### SHORT TASK
Only lines with the word "AODV" are needed; collect each of them from the listing below.
◇ ◇ ◇ ◇ ◇ ◇ ◇
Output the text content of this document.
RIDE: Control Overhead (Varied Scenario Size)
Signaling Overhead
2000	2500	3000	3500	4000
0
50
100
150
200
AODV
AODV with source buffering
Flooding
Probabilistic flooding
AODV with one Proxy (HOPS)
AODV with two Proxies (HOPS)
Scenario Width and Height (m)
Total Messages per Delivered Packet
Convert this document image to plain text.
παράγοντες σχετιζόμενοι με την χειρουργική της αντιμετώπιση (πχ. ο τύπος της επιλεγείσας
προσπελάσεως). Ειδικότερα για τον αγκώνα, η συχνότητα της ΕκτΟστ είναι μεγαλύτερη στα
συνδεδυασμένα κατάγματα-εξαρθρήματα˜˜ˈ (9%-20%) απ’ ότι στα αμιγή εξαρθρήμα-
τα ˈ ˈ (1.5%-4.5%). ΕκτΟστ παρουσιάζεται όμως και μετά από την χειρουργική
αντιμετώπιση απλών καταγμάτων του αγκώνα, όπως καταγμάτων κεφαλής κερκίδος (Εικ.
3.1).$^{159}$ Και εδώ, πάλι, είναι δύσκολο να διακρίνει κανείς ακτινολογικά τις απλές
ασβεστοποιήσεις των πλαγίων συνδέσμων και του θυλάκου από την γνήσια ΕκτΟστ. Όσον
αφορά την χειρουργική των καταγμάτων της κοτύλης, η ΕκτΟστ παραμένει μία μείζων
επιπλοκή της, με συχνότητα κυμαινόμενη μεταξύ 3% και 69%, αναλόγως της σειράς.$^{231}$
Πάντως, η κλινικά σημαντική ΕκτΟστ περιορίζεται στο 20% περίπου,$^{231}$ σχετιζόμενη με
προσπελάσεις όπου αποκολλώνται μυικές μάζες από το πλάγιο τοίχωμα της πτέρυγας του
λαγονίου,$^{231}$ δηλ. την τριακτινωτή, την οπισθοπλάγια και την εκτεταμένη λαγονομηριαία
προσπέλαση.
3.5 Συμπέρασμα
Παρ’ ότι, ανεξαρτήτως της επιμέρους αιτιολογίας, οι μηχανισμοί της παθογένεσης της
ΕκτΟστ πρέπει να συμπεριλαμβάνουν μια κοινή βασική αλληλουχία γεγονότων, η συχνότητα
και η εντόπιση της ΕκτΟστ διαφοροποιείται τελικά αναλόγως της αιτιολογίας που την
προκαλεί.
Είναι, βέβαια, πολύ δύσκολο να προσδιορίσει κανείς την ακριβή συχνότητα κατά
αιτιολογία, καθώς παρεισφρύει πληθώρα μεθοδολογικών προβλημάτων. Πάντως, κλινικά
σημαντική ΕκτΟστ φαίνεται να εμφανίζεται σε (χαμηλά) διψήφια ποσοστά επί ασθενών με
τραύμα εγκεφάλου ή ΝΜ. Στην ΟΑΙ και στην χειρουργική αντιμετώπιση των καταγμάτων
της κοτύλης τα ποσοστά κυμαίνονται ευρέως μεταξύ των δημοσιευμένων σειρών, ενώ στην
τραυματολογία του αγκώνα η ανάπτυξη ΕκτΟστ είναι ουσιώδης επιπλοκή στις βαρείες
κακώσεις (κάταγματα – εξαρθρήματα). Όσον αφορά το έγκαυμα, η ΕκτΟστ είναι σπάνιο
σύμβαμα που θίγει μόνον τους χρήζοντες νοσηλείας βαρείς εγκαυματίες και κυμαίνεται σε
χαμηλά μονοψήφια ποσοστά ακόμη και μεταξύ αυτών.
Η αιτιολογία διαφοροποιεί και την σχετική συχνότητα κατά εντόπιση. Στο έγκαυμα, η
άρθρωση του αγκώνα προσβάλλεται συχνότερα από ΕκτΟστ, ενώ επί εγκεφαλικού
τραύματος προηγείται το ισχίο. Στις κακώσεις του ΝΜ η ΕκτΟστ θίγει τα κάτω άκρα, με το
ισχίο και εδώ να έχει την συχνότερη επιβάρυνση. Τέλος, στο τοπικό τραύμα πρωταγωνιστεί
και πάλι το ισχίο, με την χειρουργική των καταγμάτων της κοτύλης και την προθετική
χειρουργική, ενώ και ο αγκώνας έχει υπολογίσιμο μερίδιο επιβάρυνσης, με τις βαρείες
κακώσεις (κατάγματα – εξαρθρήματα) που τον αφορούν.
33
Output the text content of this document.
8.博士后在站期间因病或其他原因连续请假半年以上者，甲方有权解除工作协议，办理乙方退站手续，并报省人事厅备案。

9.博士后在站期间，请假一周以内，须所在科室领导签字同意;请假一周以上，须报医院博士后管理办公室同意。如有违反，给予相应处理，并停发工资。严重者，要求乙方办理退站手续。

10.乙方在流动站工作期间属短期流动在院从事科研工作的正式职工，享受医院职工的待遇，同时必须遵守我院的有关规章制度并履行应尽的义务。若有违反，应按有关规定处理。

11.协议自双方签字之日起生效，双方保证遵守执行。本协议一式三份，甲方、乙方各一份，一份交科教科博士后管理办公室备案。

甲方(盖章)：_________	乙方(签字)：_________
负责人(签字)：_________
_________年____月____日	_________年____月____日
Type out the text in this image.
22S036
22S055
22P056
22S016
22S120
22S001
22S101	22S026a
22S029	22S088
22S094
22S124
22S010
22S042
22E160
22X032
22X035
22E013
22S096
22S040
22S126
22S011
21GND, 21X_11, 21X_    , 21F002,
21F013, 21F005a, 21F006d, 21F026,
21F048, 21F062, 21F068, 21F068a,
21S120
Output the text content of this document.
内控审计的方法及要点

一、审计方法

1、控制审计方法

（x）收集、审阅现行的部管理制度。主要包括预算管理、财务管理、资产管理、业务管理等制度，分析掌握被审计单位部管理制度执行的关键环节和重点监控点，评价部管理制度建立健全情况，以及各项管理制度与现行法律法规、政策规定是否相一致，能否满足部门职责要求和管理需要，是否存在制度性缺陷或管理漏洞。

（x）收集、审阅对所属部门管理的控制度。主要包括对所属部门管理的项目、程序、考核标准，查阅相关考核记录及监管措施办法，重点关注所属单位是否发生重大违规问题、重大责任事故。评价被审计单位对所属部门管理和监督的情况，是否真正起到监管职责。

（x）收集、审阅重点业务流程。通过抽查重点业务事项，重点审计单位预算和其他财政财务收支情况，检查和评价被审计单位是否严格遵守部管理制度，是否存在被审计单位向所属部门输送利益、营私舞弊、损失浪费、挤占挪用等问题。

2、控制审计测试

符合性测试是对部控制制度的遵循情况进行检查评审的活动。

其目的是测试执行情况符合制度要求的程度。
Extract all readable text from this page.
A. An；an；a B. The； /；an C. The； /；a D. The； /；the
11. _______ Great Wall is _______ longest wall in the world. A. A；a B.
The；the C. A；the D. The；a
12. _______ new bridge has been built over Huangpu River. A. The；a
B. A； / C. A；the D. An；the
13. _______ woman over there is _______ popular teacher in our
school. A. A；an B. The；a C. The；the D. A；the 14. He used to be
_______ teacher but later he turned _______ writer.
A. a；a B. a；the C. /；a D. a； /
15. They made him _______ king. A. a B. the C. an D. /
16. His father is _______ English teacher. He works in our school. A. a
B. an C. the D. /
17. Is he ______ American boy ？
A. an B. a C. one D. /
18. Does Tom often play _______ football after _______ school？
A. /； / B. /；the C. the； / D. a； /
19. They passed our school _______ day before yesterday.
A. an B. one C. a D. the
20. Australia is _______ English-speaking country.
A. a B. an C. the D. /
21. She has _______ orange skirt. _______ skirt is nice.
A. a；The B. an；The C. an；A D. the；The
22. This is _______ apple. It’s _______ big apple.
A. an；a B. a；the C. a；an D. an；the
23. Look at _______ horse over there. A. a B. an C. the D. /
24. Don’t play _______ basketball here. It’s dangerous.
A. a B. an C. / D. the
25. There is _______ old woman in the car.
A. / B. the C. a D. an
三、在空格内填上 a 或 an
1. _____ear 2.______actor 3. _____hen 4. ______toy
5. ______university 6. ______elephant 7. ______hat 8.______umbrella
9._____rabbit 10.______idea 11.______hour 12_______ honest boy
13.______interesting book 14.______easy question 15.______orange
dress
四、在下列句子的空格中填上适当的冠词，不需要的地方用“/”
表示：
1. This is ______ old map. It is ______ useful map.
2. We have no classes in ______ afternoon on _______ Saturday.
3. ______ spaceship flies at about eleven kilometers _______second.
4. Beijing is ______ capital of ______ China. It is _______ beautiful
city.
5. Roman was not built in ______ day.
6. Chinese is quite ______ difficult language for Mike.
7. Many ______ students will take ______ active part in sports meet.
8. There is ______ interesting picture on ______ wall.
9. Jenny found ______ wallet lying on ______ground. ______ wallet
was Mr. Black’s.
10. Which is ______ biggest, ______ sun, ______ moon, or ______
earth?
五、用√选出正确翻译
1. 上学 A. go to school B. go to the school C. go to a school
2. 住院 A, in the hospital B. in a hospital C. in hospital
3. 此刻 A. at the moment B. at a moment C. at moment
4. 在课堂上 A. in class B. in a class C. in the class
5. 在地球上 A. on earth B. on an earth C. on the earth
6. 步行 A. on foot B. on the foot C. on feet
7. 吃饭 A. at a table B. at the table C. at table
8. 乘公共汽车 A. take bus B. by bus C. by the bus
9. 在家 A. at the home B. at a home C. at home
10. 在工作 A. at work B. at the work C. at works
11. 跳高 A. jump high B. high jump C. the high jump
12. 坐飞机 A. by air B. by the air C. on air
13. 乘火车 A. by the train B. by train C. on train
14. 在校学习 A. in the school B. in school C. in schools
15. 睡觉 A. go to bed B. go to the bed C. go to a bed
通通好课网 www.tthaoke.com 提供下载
◇ ◇ ◇ ◇ ◇ ◇ ◇
### COMPLETE OUTPUT
AODV
AODV with source buffering
AODV with one Proxy (HOPS)
AODV with two Proxies (HOPS)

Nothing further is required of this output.